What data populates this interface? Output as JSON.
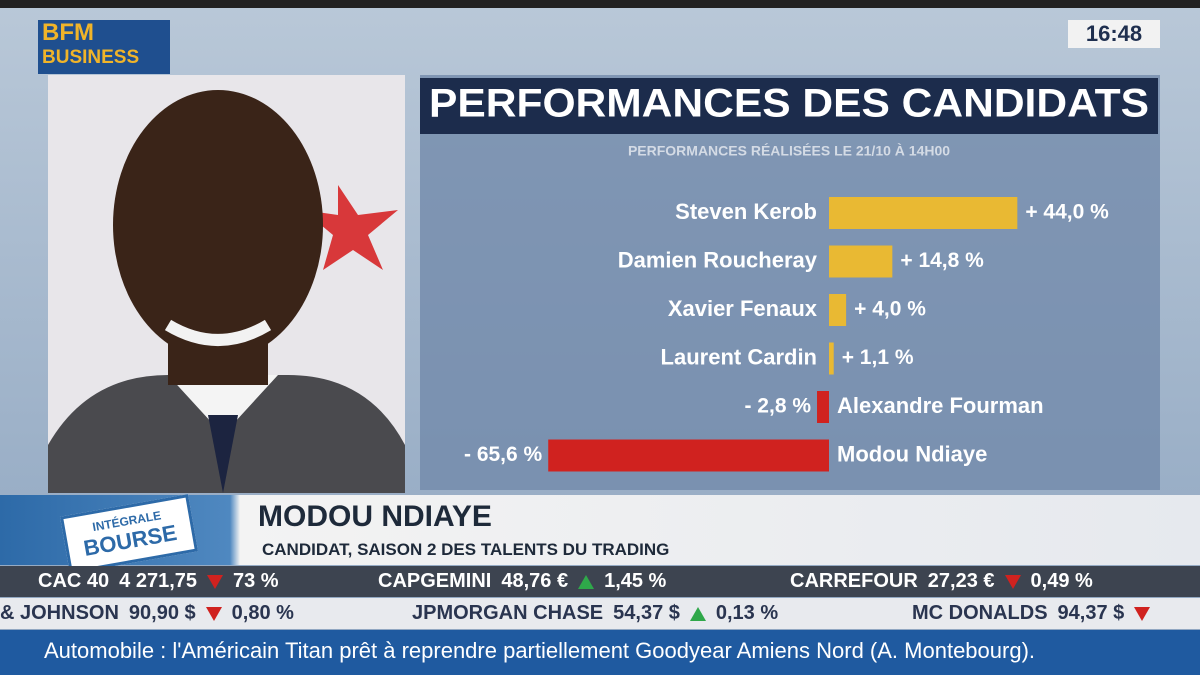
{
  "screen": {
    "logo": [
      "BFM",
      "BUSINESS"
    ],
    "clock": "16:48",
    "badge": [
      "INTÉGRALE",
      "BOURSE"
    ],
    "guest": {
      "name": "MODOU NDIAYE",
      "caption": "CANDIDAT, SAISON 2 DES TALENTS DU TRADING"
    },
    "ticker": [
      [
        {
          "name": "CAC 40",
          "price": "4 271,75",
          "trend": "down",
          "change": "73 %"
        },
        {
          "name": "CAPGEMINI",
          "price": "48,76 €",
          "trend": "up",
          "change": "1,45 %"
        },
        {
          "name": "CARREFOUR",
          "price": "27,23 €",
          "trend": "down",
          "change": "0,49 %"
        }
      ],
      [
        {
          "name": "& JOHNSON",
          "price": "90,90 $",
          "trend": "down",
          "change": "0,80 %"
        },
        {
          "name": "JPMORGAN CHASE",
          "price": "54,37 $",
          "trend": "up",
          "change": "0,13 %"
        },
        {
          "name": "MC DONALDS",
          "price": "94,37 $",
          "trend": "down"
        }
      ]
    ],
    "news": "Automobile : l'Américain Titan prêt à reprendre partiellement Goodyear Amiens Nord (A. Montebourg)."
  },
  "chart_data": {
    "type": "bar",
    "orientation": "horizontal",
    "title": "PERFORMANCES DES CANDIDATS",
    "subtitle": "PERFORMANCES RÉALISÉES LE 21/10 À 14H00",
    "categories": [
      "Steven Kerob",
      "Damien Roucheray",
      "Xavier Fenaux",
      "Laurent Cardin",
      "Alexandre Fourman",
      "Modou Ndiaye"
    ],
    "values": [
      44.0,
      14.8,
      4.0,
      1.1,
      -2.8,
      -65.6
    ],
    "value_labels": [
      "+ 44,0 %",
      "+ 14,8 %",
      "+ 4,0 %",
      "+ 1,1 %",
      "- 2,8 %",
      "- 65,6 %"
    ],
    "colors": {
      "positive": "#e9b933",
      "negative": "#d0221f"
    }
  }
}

==

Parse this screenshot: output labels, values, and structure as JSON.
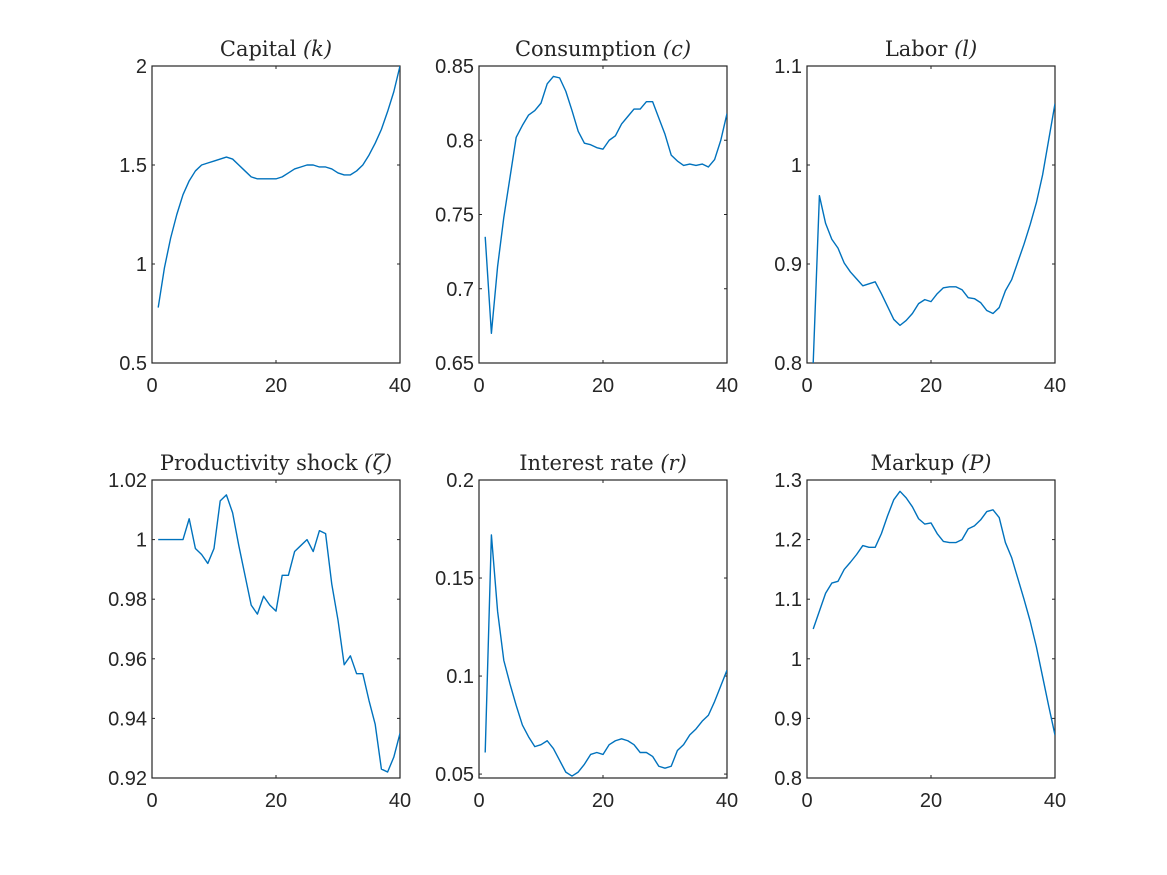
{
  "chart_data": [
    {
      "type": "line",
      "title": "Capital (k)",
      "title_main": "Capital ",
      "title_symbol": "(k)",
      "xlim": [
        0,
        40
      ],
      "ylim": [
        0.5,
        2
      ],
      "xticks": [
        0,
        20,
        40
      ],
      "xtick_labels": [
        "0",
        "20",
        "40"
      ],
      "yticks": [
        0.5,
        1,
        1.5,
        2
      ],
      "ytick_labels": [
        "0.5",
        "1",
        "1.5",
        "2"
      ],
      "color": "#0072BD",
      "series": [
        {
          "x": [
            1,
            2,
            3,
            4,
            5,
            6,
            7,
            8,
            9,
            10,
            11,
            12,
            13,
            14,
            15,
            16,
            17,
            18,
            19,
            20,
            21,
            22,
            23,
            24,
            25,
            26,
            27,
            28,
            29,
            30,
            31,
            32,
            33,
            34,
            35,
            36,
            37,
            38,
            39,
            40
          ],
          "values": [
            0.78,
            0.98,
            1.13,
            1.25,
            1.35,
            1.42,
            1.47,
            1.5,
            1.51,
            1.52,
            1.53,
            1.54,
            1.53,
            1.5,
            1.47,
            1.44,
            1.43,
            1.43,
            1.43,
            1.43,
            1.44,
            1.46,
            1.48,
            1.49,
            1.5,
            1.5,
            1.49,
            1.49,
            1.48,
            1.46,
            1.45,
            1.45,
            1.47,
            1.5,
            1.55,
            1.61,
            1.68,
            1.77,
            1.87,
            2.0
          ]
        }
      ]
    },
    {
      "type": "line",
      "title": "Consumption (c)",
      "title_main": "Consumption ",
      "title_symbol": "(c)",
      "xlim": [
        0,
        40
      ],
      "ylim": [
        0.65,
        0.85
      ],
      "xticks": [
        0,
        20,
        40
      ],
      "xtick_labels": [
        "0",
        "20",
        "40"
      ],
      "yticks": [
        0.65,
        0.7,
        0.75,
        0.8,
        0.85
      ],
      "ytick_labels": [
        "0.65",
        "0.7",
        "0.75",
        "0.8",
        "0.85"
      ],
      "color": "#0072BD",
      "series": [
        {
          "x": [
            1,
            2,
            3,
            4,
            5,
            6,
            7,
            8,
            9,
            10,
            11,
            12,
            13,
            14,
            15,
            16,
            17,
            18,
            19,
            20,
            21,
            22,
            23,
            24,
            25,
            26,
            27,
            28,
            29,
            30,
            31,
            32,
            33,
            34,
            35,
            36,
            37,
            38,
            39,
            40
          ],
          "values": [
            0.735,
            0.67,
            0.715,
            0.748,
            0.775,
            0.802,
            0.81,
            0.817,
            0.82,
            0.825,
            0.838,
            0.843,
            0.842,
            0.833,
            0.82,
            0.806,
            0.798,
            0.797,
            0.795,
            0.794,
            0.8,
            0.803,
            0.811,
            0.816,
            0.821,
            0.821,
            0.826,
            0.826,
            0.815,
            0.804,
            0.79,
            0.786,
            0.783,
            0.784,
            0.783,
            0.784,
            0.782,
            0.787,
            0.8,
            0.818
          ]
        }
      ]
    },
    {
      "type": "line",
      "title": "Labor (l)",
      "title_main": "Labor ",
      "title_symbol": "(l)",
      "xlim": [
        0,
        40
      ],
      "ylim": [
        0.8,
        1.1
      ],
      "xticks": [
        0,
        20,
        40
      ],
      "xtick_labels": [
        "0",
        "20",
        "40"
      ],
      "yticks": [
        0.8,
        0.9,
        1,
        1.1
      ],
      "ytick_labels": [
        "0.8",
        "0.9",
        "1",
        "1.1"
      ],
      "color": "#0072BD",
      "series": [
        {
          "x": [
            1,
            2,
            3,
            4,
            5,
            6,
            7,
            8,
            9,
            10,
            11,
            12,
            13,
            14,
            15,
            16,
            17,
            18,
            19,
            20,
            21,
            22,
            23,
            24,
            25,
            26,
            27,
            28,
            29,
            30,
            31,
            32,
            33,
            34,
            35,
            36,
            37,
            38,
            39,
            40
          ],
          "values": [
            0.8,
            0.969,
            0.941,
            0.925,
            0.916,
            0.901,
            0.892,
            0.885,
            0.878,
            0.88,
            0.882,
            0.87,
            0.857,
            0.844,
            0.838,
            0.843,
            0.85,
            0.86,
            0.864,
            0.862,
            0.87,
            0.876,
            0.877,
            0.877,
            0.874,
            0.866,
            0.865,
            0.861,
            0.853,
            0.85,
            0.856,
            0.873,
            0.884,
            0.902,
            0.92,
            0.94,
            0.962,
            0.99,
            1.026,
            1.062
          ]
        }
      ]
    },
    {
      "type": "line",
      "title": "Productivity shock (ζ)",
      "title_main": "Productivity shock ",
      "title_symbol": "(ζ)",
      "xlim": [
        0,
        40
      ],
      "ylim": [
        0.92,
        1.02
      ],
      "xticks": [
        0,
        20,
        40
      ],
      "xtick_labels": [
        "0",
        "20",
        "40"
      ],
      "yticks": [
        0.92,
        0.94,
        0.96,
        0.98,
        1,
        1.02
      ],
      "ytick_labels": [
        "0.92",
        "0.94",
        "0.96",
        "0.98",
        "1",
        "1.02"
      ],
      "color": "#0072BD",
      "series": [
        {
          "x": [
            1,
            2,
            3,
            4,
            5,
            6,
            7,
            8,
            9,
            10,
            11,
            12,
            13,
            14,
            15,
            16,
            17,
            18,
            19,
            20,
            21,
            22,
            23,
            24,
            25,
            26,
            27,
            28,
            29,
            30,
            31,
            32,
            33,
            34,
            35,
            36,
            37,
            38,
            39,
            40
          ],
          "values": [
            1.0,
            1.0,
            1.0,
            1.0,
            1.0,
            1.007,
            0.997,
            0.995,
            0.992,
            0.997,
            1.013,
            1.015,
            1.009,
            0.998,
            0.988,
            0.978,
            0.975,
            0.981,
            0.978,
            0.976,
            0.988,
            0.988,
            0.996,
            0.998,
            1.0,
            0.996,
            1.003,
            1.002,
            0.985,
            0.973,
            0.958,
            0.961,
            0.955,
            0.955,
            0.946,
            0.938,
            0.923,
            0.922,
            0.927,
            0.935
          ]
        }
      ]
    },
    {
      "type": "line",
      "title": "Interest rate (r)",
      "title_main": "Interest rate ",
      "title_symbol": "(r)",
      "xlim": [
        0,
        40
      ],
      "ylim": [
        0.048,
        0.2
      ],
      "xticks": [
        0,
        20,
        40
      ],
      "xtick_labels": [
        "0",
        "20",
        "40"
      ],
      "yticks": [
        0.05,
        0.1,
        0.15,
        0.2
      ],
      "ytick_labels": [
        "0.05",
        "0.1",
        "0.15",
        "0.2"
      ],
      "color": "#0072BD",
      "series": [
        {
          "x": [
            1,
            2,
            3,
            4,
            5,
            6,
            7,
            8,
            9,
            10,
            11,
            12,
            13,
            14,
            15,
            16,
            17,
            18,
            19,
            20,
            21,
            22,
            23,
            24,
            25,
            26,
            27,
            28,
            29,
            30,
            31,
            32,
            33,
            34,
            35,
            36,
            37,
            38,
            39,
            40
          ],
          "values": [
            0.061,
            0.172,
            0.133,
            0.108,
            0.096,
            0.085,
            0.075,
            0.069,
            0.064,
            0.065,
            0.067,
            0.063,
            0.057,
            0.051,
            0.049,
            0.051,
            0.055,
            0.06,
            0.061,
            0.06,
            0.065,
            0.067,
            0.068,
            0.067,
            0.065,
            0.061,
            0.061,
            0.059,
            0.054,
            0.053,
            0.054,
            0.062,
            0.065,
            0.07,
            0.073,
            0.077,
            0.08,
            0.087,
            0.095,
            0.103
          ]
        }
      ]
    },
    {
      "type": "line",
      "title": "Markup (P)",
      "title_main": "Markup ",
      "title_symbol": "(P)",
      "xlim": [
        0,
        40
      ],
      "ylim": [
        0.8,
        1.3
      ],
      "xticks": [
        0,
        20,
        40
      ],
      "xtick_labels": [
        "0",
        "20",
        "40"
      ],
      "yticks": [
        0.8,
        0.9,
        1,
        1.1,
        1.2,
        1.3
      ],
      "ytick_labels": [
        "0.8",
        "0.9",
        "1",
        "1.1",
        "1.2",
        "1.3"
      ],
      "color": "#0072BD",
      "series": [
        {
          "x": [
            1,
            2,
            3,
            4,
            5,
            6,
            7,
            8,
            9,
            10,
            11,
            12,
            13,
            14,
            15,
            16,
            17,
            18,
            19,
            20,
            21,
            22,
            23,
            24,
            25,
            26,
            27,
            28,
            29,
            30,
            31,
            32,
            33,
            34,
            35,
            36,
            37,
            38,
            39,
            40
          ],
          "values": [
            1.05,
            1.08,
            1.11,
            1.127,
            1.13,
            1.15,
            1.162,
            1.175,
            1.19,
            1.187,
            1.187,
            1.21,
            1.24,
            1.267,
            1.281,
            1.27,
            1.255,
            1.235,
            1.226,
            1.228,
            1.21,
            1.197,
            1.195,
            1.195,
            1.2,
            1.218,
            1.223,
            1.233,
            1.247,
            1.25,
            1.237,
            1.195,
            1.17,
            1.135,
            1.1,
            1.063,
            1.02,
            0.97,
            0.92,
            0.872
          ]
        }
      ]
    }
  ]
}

» What you will do
Find the lines above that include the string "Consumption" and copy them.

» Answer for the task
      "title": "Consumption (c)",
      "title_main": "Consumption ",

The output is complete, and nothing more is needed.